(Challenge): Without the pictures, write out all the lines below exactly as they appear.
--- start of Provided records ---
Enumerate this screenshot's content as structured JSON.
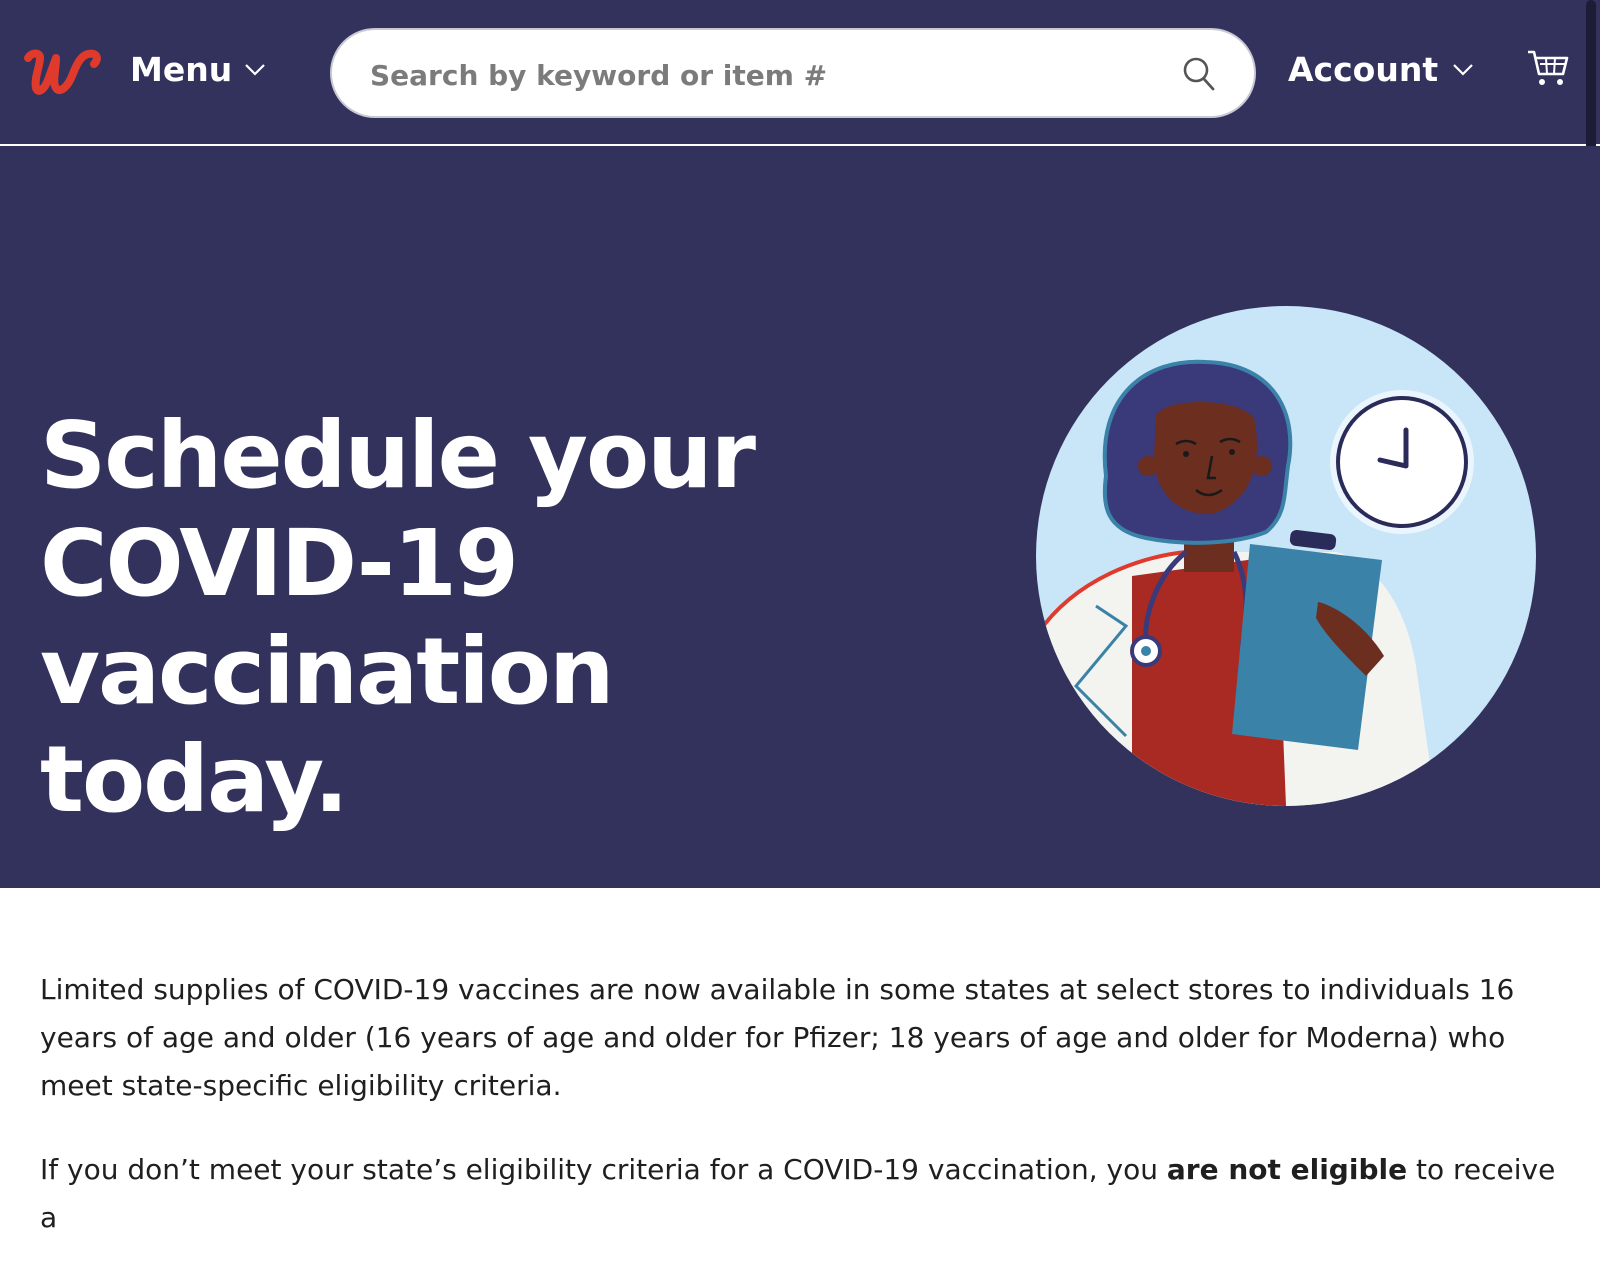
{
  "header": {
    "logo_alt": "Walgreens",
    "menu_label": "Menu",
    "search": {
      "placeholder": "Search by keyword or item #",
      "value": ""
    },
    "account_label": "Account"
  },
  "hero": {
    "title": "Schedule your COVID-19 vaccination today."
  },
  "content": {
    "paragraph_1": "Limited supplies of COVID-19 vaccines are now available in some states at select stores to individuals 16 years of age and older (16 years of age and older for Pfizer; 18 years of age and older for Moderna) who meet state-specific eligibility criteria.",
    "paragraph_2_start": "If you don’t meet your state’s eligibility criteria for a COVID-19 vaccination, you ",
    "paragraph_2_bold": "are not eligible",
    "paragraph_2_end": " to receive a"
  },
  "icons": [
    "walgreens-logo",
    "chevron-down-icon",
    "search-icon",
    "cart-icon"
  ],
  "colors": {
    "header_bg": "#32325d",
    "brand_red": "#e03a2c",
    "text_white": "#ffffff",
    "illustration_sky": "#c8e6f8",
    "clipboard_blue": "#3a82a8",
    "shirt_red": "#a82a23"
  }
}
--- end of Provided records ---
(Response for this exercise):
Enumerate this screenshot's content as structured JSON.
{
  "header": {
    "logo_alt": "Walgreens",
    "menu_label": "Menu",
    "search": {
      "placeholder": "Search by keyword or item #",
      "value": ""
    },
    "account_label": "Account"
  },
  "hero": {
    "title": "Schedule your COVID-19 vaccination today."
  },
  "content": {
    "paragraph_1": "Limited supplies of COVID-19 vaccines are now available in some states at select stores to individuals 16 years of age and older (16 years of age and older for Pfizer; 18 years of age and older for Moderna) who meet state-specific eligibility criteria.",
    "paragraph_2_start": "If you don’t meet your state’s eligibility criteria for a COVID-19 vaccination, you ",
    "paragraph_2_bold": "are not eligible",
    "paragraph_2_end": " to receive a"
  },
  "icons": [
    "walgreens-logo",
    "chevron-down-icon",
    "search-icon",
    "cart-icon"
  ],
  "colors": {
    "header_bg": "#32325d",
    "brand_red": "#e03a2c",
    "text_white": "#ffffff",
    "illustration_sky": "#c8e6f8",
    "clipboard_blue": "#3a82a8",
    "shirt_red": "#a82a23"
  }
}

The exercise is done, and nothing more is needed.